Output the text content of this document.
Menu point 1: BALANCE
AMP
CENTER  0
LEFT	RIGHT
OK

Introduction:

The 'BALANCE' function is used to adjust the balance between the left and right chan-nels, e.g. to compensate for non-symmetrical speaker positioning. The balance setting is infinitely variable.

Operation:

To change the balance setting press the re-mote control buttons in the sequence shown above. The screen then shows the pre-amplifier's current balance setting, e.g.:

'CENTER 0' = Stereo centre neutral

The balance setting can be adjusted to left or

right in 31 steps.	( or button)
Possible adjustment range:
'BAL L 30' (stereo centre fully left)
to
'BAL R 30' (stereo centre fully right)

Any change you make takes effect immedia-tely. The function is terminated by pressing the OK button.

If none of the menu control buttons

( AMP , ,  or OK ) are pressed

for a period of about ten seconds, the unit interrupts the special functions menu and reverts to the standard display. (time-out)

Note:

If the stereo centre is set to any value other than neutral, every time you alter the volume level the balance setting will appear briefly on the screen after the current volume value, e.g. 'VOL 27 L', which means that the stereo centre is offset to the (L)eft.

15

***

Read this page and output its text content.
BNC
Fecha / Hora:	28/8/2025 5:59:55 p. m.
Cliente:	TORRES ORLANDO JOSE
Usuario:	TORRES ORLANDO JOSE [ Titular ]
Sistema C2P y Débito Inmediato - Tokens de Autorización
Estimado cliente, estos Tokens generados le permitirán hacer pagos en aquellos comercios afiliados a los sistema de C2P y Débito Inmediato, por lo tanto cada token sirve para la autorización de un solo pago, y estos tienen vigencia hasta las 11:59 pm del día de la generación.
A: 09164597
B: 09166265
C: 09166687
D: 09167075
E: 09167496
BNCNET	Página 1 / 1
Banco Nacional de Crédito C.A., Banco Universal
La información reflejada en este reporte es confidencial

***

§ **DIRECTION**: Which lines above hold the word "TORRES"? Copy each of them.

§ **WRITTEN RESPONSE**:
Cliente:	TORRES ORLANDO JOSE
Usuario:	TORRES ORLANDO JOSE [ Titular ]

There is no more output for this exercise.